* Data for this task:
═══

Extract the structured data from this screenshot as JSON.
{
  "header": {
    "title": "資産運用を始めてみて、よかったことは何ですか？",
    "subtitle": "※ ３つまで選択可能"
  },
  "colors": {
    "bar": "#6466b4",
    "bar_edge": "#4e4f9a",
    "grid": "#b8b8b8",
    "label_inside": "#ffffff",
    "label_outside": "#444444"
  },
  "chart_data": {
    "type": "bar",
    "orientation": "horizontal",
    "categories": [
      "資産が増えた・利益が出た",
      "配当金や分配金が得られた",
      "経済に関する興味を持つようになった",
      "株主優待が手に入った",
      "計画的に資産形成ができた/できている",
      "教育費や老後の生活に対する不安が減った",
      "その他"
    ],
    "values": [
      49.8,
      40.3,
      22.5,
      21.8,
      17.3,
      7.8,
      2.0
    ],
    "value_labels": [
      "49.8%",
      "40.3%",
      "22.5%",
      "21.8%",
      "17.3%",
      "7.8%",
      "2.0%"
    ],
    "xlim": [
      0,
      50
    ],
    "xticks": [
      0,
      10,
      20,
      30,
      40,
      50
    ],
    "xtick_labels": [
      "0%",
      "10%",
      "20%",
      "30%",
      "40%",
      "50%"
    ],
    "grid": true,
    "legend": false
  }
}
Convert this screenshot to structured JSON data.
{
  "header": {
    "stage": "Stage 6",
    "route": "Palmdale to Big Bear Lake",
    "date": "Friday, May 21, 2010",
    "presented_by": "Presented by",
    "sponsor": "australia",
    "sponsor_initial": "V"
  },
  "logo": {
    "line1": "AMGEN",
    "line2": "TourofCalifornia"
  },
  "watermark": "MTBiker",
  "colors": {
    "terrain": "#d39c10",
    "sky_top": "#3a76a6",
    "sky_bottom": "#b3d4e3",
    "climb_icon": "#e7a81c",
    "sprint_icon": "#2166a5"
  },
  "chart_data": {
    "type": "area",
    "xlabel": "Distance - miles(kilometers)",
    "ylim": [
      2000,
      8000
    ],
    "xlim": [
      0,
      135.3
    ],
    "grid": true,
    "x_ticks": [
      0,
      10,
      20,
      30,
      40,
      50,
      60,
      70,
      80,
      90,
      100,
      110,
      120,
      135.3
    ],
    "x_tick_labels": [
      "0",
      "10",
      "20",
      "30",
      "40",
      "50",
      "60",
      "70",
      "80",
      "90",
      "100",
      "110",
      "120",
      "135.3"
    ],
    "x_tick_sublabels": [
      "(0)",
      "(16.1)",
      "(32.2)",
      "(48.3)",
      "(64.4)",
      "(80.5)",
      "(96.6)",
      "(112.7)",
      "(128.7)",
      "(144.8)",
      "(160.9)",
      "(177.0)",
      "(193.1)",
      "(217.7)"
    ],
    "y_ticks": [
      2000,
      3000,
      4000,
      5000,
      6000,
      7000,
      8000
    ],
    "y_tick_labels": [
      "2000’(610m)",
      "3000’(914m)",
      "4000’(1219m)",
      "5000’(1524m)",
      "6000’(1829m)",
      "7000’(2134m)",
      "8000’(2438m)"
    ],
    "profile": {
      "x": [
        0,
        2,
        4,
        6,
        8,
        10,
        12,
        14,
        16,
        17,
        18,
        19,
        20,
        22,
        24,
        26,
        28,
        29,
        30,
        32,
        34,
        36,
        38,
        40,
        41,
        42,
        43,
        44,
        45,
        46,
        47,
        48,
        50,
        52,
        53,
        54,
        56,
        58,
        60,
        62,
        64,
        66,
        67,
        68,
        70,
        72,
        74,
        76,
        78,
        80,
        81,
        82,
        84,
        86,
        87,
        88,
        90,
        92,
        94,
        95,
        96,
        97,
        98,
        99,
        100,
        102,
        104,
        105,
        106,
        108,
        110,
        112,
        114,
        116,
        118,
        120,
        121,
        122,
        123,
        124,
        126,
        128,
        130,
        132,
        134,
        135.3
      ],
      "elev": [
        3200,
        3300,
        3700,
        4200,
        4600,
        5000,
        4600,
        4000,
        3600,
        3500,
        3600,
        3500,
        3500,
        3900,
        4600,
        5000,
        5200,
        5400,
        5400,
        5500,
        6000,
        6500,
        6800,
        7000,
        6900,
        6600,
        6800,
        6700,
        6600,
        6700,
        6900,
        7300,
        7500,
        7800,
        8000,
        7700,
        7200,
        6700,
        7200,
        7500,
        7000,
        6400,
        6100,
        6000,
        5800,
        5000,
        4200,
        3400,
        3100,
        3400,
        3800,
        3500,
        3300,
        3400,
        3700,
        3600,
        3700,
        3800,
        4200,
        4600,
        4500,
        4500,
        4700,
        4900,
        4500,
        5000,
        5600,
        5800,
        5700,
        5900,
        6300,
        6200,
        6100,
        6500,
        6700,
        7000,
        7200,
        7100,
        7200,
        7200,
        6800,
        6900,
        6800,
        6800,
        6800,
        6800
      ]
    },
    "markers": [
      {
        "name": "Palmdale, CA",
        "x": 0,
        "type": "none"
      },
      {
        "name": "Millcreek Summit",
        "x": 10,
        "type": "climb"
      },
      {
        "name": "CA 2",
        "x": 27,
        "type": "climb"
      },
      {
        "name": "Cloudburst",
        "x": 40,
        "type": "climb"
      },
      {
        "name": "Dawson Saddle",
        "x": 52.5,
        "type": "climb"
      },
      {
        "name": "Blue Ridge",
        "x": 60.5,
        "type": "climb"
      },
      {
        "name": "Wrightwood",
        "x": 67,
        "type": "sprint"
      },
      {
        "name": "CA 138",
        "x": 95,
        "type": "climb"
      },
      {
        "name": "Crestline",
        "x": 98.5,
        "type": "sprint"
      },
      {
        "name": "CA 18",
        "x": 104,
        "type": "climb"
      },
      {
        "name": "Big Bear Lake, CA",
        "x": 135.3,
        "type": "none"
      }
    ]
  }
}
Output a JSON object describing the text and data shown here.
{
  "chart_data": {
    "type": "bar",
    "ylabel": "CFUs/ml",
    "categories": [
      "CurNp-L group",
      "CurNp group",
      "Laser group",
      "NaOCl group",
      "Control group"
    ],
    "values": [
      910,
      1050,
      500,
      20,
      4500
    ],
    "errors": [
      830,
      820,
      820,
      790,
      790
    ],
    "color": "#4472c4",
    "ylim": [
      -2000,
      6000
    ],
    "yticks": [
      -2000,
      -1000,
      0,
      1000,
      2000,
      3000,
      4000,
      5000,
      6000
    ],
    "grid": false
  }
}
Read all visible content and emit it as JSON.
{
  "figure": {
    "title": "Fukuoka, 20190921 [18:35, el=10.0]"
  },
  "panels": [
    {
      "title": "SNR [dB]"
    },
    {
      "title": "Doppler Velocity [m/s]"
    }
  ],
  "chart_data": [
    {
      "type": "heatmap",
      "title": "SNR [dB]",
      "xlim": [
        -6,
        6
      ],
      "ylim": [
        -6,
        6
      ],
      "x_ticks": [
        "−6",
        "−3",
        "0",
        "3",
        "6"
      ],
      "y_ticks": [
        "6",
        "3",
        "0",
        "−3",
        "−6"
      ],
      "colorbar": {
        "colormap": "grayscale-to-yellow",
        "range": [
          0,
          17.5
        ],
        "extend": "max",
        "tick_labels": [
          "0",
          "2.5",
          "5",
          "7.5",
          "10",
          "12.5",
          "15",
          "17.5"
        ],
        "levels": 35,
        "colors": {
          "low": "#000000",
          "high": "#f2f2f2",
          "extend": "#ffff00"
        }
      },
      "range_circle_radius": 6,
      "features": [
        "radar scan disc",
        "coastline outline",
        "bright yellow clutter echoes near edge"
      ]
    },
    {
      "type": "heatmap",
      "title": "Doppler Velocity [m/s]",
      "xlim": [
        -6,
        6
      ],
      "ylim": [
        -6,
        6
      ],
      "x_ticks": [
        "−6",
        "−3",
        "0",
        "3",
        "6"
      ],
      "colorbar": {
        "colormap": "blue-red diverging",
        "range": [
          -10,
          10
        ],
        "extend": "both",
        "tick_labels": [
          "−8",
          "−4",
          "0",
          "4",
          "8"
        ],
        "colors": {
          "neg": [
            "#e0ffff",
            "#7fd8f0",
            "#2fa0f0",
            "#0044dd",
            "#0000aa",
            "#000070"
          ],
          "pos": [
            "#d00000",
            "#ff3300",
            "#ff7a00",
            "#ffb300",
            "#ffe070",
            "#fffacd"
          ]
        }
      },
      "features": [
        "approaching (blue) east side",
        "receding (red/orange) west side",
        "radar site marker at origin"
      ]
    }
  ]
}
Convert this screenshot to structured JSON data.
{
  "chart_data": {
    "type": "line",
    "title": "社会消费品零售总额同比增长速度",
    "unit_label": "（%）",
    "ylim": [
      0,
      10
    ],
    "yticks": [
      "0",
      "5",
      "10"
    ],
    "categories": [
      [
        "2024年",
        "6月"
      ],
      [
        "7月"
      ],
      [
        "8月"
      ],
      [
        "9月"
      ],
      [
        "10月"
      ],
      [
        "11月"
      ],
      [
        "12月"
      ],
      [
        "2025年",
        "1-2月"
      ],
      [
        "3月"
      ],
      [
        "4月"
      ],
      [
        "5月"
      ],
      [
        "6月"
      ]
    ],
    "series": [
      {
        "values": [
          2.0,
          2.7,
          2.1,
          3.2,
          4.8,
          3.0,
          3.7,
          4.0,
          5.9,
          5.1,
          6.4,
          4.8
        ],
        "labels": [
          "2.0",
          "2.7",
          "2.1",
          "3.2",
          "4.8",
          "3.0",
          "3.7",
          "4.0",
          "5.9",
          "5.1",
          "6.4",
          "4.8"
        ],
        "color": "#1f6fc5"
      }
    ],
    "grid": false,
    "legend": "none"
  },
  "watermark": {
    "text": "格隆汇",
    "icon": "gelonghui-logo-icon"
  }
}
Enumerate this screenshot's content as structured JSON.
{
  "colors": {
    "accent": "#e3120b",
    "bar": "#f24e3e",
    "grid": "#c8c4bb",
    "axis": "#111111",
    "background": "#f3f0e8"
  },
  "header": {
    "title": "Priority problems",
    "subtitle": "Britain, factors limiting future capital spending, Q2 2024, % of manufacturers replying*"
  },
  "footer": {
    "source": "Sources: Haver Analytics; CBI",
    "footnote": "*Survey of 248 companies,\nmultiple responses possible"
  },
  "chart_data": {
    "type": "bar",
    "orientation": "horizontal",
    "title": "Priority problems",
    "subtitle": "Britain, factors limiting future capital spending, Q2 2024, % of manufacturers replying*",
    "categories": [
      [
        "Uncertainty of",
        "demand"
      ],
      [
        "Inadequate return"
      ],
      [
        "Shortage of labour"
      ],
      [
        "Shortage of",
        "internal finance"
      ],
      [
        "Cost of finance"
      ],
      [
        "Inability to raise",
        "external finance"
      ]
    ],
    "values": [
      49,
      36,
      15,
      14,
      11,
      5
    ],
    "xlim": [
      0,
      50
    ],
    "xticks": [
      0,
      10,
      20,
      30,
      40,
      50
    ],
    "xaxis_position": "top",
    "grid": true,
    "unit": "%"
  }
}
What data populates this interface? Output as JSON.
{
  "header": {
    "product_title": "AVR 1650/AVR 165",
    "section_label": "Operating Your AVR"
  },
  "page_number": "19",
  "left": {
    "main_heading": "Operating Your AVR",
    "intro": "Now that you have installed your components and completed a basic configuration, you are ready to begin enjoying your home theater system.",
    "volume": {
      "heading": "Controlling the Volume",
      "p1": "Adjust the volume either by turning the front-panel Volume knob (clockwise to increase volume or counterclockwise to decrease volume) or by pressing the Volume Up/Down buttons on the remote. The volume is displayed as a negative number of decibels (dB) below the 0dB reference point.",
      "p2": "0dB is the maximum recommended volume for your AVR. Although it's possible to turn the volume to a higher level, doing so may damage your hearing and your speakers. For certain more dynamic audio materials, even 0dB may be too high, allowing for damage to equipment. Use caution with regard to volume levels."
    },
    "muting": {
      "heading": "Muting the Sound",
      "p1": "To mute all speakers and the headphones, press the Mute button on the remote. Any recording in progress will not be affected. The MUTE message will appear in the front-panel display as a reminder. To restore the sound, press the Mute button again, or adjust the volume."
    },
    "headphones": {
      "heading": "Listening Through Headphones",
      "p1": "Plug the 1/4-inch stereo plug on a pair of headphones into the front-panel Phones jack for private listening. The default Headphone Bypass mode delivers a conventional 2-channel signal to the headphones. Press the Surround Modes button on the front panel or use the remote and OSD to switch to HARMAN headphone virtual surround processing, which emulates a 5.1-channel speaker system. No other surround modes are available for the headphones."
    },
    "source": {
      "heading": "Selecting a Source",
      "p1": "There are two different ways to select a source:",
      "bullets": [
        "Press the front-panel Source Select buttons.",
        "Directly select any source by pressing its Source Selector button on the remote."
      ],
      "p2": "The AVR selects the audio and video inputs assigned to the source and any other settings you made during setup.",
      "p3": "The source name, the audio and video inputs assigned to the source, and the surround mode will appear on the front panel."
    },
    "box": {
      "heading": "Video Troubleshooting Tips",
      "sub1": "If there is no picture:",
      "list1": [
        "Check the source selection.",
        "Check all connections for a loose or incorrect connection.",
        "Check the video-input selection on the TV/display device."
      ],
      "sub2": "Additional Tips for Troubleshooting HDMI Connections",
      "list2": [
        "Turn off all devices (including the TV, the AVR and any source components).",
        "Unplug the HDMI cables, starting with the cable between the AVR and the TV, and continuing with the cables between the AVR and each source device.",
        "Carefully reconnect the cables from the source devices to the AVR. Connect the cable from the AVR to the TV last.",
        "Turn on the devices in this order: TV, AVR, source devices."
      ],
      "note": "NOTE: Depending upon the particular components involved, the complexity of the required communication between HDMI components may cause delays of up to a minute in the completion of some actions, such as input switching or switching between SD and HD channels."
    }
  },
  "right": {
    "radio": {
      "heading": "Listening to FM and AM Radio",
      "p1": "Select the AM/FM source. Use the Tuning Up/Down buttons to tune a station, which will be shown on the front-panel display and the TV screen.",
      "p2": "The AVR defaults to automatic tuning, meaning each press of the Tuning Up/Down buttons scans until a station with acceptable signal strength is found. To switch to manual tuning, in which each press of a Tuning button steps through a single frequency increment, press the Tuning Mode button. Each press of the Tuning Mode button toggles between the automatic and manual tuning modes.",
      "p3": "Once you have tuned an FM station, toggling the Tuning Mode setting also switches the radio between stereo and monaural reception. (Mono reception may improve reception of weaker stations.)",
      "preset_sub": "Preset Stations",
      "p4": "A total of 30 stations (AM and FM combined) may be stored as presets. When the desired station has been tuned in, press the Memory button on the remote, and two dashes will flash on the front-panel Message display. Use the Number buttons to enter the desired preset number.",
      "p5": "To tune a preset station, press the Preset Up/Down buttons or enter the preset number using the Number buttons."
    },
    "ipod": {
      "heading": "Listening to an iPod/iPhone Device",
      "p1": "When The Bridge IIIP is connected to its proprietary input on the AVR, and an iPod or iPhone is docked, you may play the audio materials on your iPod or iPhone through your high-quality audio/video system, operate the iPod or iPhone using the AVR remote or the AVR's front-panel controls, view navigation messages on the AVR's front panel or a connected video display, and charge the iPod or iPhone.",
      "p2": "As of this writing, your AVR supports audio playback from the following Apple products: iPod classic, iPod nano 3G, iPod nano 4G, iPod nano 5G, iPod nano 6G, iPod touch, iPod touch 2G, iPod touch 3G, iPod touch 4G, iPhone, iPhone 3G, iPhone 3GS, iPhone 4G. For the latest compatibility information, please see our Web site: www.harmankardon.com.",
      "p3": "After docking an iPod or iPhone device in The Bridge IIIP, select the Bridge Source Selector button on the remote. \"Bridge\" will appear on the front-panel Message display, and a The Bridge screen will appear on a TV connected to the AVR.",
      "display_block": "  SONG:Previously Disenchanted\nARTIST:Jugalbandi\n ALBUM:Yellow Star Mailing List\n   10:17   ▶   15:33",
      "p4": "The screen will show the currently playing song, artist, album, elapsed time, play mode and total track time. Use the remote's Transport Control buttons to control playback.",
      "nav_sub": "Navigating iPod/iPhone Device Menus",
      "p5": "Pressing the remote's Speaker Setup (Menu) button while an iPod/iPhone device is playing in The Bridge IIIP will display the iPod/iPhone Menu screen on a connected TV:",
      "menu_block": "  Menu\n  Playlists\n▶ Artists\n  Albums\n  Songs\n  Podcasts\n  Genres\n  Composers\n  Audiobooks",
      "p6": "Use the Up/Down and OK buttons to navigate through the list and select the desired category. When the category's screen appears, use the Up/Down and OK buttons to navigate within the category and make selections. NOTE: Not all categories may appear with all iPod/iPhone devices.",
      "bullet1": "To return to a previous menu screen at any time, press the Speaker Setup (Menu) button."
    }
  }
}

═══

* The problem:
Give the number of lines above that hold the word "Troubleshooting", and nothing more.

* Solution to this problem:
2